-- Start of Items --

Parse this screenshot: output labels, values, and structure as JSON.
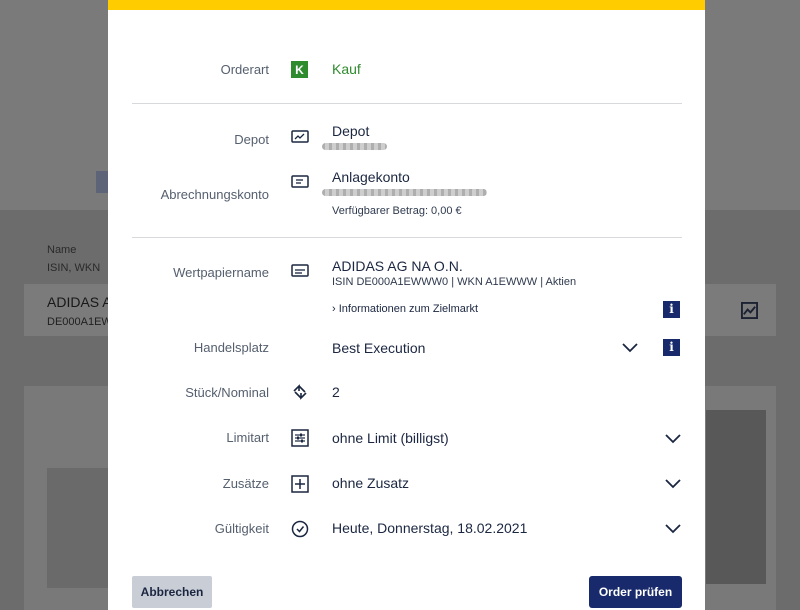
{
  "colors": {
    "accent_yellow": "#ffcc00",
    "brand_navy": "#182a6b",
    "buy_green": "#2e8b2e"
  },
  "background": {
    "table_header": {
      "name": "Name",
      "isin_wkn": "ISIN, WKN"
    },
    "row": {
      "name": "ADIDAS A",
      "isin": "DE000A1EW"
    }
  },
  "form": {
    "orderart": {
      "label": "Orderart",
      "badge": "K",
      "value": "Kauf"
    },
    "depot": {
      "label": "Depot",
      "value": "Depot"
    },
    "abrechnungskonto": {
      "label": "Abrechnungskonto",
      "value": "Anlagekonto",
      "available": "Verfügbarer Betrag: 0,00 €"
    },
    "wertpapier": {
      "label": "Wertpapiername",
      "name": "ADIDAS AG NA O.N.",
      "details": "ISIN DE000A1EWWW0 | WKN A1EWWW | Aktien",
      "target_market_link": "› Informationen zum Zielmarkt"
    },
    "handelsplatz": {
      "label": "Handelsplatz",
      "value": "Best Execution"
    },
    "stueck": {
      "label": "Stück/Nominal",
      "value": "2"
    },
    "limitart": {
      "label": "Limitart",
      "value": "ohne Limit (billigst)"
    },
    "zusaetze": {
      "label": "Zusätze",
      "value": "ohne Zusatz"
    },
    "gueltigkeit": {
      "label": "Gültigkeit",
      "value": "Heute, Donnerstag, 18.02.2021"
    }
  },
  "buttons": {
    "cancel": "Abbrechen",
    "check": "Order prüfen"
  },
  "icons": [
    "depot-icon",
    "account-icon",
    "security-icon",
    "info-icon",
    "chevron-down-icon",
    "quantity-icon",
    "limit-sliders-icon",
    "add-box-icon",
    "clock-icon",
    "chart-icon"
  ]
}
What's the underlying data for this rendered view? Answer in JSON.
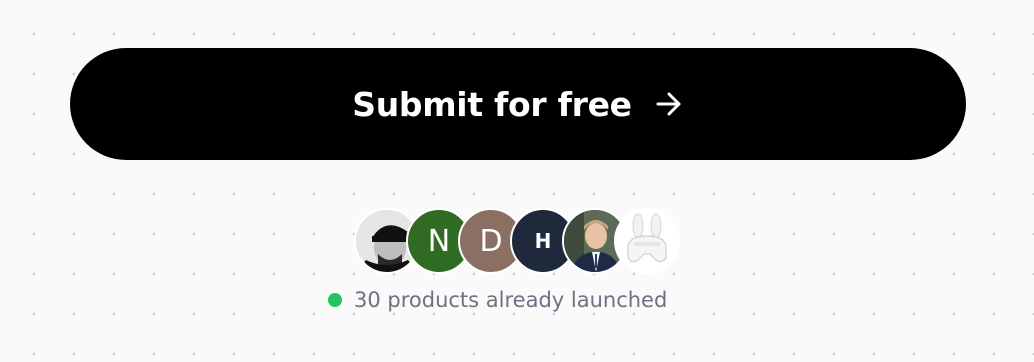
{
  "submit": {
    "label": "Submit for free",
    "icon": "arrow-right-icon"
  },
  "avatars": [
    {
      "kind": "photo",
      "desc": "man-with-cap",
      "bg": "#2b2b2b"
    },
    {
      "kind": "initial",
      "initial": "N",
      "bg": "#2f6b22"
    },
    {
      "kind": "initial",
      "initial": "D",
      "bg": "#8b6f63"
    },
    {
      "kind": "initial",
      "initial": "H",
      "bg": "#1e293b"
    },
    {
      "kind": "photo",
      "desc": "man-in-suit",
      "bg": "#4b5563"
    },
    {
      "kind": "photo",
      "desc": "bunny-logo",
      "bg": "#ffffff"
    }
  ],
  "status": {
    "text": "30 products already launched",
    "dot_color": "#22c55e"
  },
  "colors": {
    "button_bg": "#000000",
    "button_text": "#ffffff",
    "muted_text": "#6b7280"
  }
}
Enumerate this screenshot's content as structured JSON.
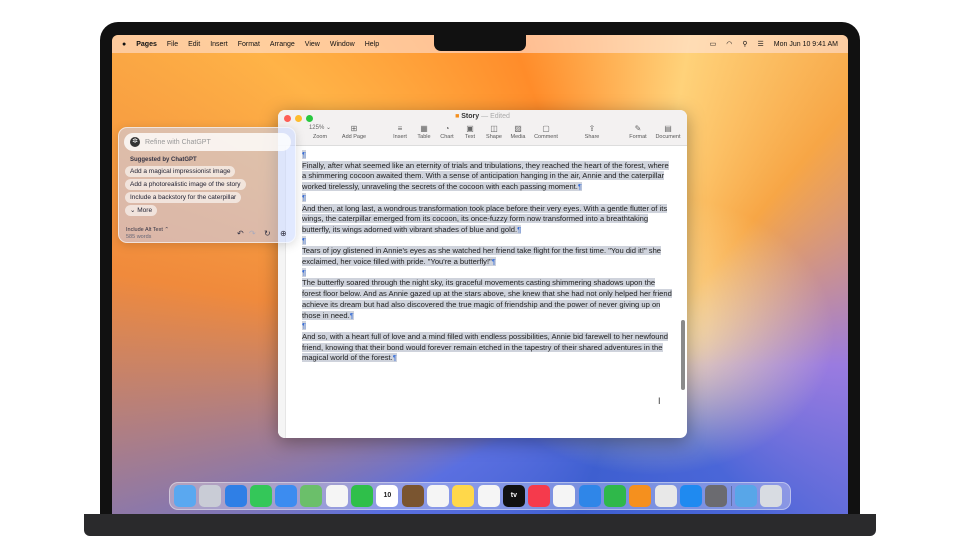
{
  "menubar": {
    "app": "Pages",
    "items": [
      "File",
      "Edit",
      "Insert",
      "Format",
      "Arrange",
      "View",
      "Window",
      "Help"
    ],
    "clock": "Mon Jun 10  9:41 AM"
  },
  "window": {
    "title": "Story",
    "status": "— Edited",
    "toolbar": [
      {
        "label": "Zoom",
        "value": "125%",
        "icon": "chevron-down-icon"
      },
      {
        "label": "Add Page",
        "icon": "plus-square-icon"
      },
      {
        "label": "Insert",
        "icon": "insert-icon"
      },
      {
        "label": "Table",
        "icon": "table-icon"
      },
      {
        "label": "Chart",
        "icon": "chart-icon"
      },
      {
        "label": "Text",
        "icon": "text-box-icon"
      },
      {
        "label": "Shape",
        "icon": "shape-icon"
      },
      {
        "label": "Media",
        "icon": "media-icon"
      },
      {
        "label": "Comment",
        "icon": "comment-icon"
      },
      {
        "label": "Share",
        "icon": "share-icon"
      },
      {
        "label": "Format",
        "icon": "format-brush-icon"
      },
      {
        "label": "Document",
        "icon": "document-icon"
      }
    ],
    "paragraphs": [
      "Finally, after what seemed like an eternity of trials and tribulations, they reached the heart of the forest, where a shimmering cocoon awaited them. With a sense of anticipation hanging in the air, Annie and the caterpillar worked tirelessly, unraveling the secrets of the cocoon with each passing moment.",
      "And then, at long last, a wondrous transformation took place before their very eyes. With a gentle flutter of its wings, the caterpillar emerged from its cocoon, its once-fuzzy form now transformed into a breathtaking butterfly, its wings adorned with vibrant shades of blue and gold.",
      "Tears of joy glistened in Annie's eyes as she watched her friend take flight for the first time. \"You did it!\" she exclaimed, her voice filled with pride. \"You're a butterfly!\"",
      "The butterfly soared through the night sky, its graceful movements casting shimmering shadows upon the forest floor below. And as Annie gazed up at the stars above, she knew that she had not only helped her friend achieve its dream but had also discovered the true magic of friendship and the power of never giving up on those in need.",
      "And so, with a heart full of love and a mind filled with endless possibilities, Annie bid farewell to her newfound friend, knowing that their bond would forever remain etched in the tapestry of their shared adventures in the magical world of the forest."
    ],
    "pilcrow": "¶"
  },
  "chatgpt": {
    "placeholder": "Refine with ChatGPT",
    "suggested_heading": "Suggested by ChatGPT",
    "suggestions": [
      "Add a magical impressionist image",
      "Add a photorealistic image of the story",
      "Include a backstory for the caterpillar"
    ],
    "more": "More",
    "include": "Include Alt Text ⌃",
    "words": "585 words"
  },
  "dock": [
    {
      "name": "finder",
      "color": "#5aa8f0"
    },
    {
      "name": "launchpad",
      "color": "#c9ccd6"
    },
    {
      "name": "safari",
      "color": "#2f7fe6"
    },
    {
      "name": "messages",
      "color": "#34c759"
    },
    {
      "name": "mail",
      "color": "#3c8cf0"
    },
    {
      "name": "maps",
      "color": "#6bbf6a"
    },
    {
      "name": "photos",
      "color": "#f5f5f5"
    },
    {
      "name": "facetime",
      "color": "#2fbf4a"
    },
    {
      "name": "calendar",
      "color": "#ffffff",
      "text": "10"
    },
    {
      "name": "brown-app",
      "color": "#7a5530"
    },
    {
      "name": "reminders",
      "color": "#f5f5f5"
    },
    {
      "name": "notes",
      "color": "#ffd84a"
    },
    {
      "name": "freeform",
      "color": "#f5f5f5"
    },
    {
      "name": "tv",
      "color": "#111111",
      "text": "tv"
    },
    {
      "name": "music",
      "color": "#f53a4c"
    },
    {
      "name": "news",
      "color": "#f5f5f5"
    },
    {
      "name": "keynote",
      "color": "#2f86e8"
    },
    {
      "name": "numbers",
      "color": "#2fb84a"
    },
    {
      "name": "pages",
      "color": "#f5901e"
    },
    {
      "name": "iphone-mirroring",
      "color": "#e8e8e8"
    },
    {
      "name": "app-store",
      "color": "#1f8af0"
    },
    {
      "name": "system-settings",
      "color": "#6b6b70"
    },
    {
      "name": "downloads",
      "color": "#58a6e8"
    },
    {
      "name": "trash",
      "color": "#d8dce2"
    }
  ]
}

-- End of Items --

What you should do: Generate a word-for-word copy of the preceding records, excluding all pictures.

Solution below:
Parse this screenshot: output labels, values, and structure as JSON.
{
  "colors": {
    "accent_yellow": "#ffcc00",
    "brand_navy": "#182a6b",
    "buy_green": "#2e8b2e"
  },
  "background": {
    "table_header": {
      "name": "Name",
      "isin_wkn": "ISIN, WKN"
    },
    "row": {
      "name": "ADIDAS A",
      "isin": "DE000A1EW"
    }
  },
  "form": {
    "orderart": {
      "label": "Orderart",
      "badge": "K",
      "value": "Kauf"
    },
    "depot": {
      "label": "Depot",
      "value": "Depot"
    },
    "abrechnungskonto": {
      "label": "Abrechnungskonto",
      "value": "Anlagekonto",
      "available": "Verfügbarer Betrag: 0,00 €"
    },
    "wertpapier": {
      "label": "Wertpapiername",
      "name": "ADIDAS AG NA O.N.",
      "details": "ISIN DE000A1EWWW0 | WKN A1EWWW | Aktien",
      "target_market_link": "› Informationen zum Zielmarkt"
    },
    "handelsplatz": {
      "label": "Handelsplatz",
      "value": "Best Execution"
    },
    "stueck": {
      "label": "Stück/Nominal",
      "value": "2"
    },
    "limitart": {
      "label": "Limitart",
      "value": "ohne Limit (billigst)"
    },
    "zusaetze": {
      "label": "Zusätze",
      "value": "ohne Zusatz"
    },
    "gueltigkeit": {
      "label": "Gültigkeit",
      "value": "Heute, Donnerstag, 18.02.2021"
    }
  },
  "buttons": {
    "cancel": "Abbrechen",
    "check": "Order prüfen"
  },
  "icons": [
    "depot-icon",
    "account-icon",
    "security-icon",
    "info-icon",
    "chevron-down-icon",
    "quantity-icon",
    "limit-sliders-icon",
    "add-box-icon",
    "clock-icon",
    "chart-icon"
  ]
}
What's the underlying data for this rendered view? Answer in JSON.
{
  "submit": {
    "label": "Submit for free",
    "icon": "arrow-right-icon"
  },
  "avatars": [
    {
      "kind": "photo",
      "desc": "man-with-cap",
      "bg": "#2b2b2b"
    },
    {
      "kind": "initial",
      "initial": "N",
      "bg": "#2f6b22"
    },
    {
      "kind": "initial",
      "initial": "D",
      "bg": "#8b6f63"
    },
    {
      "kind": "initial",
      "initial": "H",
      "bg": "#1e293b"
    },
    {
      "kind": "photo",
      "desc": "man-in-suit",
      "bg": "#4b5563"
    },
    {
      "kind": "photo",
      "desc": "bunny-logo",
      "bg": "#ffffff"
    }
  ],
  "status": {
    "text": "30 products already launched",
    "dot_color": "#22c55e"
  },
  "colors": {
    "button_bg": "#000000",
    "button_text": "#ffffff",
    "muted_text": "#6b7280"
  }
}
Enumerate this screenshot's content as structured JSON.
{
  "menubar": {
    "app": "Pages",
    "items": [
      "File",
      "Edit",
      "Insert",
      "Format",
      "Arrange",
      "View",
      "Window",
      "Help"
    ],
    "clock": "Mon Jun 10  9:41 AM"
  },
  "window": {
    "title": "Story",
    "status": "— Edited",
    "toolbar": [
      {
        "label": "Zoom",
        "value": "125%",
        "icon": "chevron-down-icon"
      },
      {
        "label": "Add Page",
        "icon": "plus-square-icon"
      },
      {
        "label": "Insert",
        "icon": "insert-icon"
      },
      {
        "label": "Table",
        "icon": "table-icon"
      },
      {
        "label": "Chart",
        "icon": "chart-icon"
      },
      {
        "label": "Text",
        "icon": "text-box-icon"
      },
      {
        "label": "Shape",
        "icon": "shape-icon"
      },
      {
        "label": "Media",
        "icon": "media-icon"
      },
      {
        "label": "Comment",
        "icon": "comment-icon"
      },
      {
        "label": "Share",
        "icon": "share-icon"
      },
      {
        "label": "Format",
        "icon": "format-brush-icon"
      },
      {
        "label": "Document",
        "icon": "document-icon"
      }
    ],
    "paragraphs": [
      "Finally, after what seemed like an eternity of trials and tribulations, they reached the heart of the forest, where a shimmering cocoon awaited them. With a sense of anticipation hanging in the air, Annie and the caterpillar worked tirelessly, unraveling the secrets of the cocoon with each passing moment.",
      "And then, at long last, a wondrous transformation took place before their very eyes. With a gentle flutter of its wings, the caterpillar emerged from its cocoon, its once-fuzzy form now transformed into a breathtaking butterfly, its wings adorned with vibrant shades of blue and gold.",
      "Tears of joy glistened in Annie's eyes as she watched her friend take flight for the first time. \"You did it!\" she exclaimed, her voice filled with pride. \"You're a butterfly!\"",
      "The butterfly soared through the night sky, its graceful movements casting shimmering shadows upon the forest floor below. And as Annie gazed up at the stars above, she knew that she had not only helped her friend achieve its dream but had also discovered the true magic of friendship and the power of never giving up on those in need.",
      "And so, with a heart full of love and a mind filled with endless possibilities, Annie bid farewell to her newfound friend, knowing that their bond would forever remain etched in the tapestry of their shared adventures in the magical world of the forest."
    ],
    "pilcrow": "¶"
  },
  "chatgpt": {
    "placeholder": "Refine with ChatGPT",
    "suggested_heading": "Suggested by ChatGPT",
    "suggestions": [
      "Add a magical impressionist image",
      "Add a photorealistic image of the story",
      "Include a backstory for the caterpillar"
    ],
    "more": "More",
    "include": "Include Alt Text ⌃",
    "words": "585 words"
  },
  "dock": [
    {
      "name": "finder",
      "color": "#5aa8f0"
    },
    {
      "name": "launchpad",
      "color": "#c9ccd6"
    },
    {
      "name": "safari",
      "color": "#2f7fe6"
    },
    {
      "name": "messages",
      "color": "#34c759"
    },
    {
      "name": "mail",
      "color": "#3c8cf0"
    },
    {
      "name": "maps",
      "color": "#6bbf6a"
    },
    {
      "name": "photos",
      "color": "#f5f5f5"
    },
    {
      "name": "facetime",
      "color": "#2fbf4a"
    },
    {
      "name": "calendar",
      "color": "#ffffff",
      "text": "10"
    },
    {
      "name": "brown-app",
      "color": "#7a5530"
    },
    {
      "name": "reminders",
      "color": "#f5f5f5"
    },
    {
      "name": "notes",
      "color": "#ffd84a"
    },
    {
      "name": "freeform",
      "color": "#f5f5f5"
    },
    {
      "name": "tv",
      "color": "#111111",
      "text": "tv"
    },
    {
      "name": "music",
      "color": "#f53a4c"
    },
    {
      "name": "news",
      "color": "#f5f5f5"
    },
    {
      "name": "keynote",
      "color": "#2f86e8"
    },
    {
      "name": "numbers",
      "color": "#2fb84a"
    },
    {
      "name": "pages",
      "color": "#f5901e"
    },
    {
      "name": "iphone-mirroring",
      "color": "#e8e8e8"
    },
    {
      "name": "app-store",
      "color": "#1f8af0"
    },
    {
      "name": "system-settings",
      "color": "#6b6b70"
    },
    {
      "name": "downloads",
      "color": "#58a6e8"
    },
    {
      "name": "trash",
      "color": "#d8dce2"
    }
  ]
}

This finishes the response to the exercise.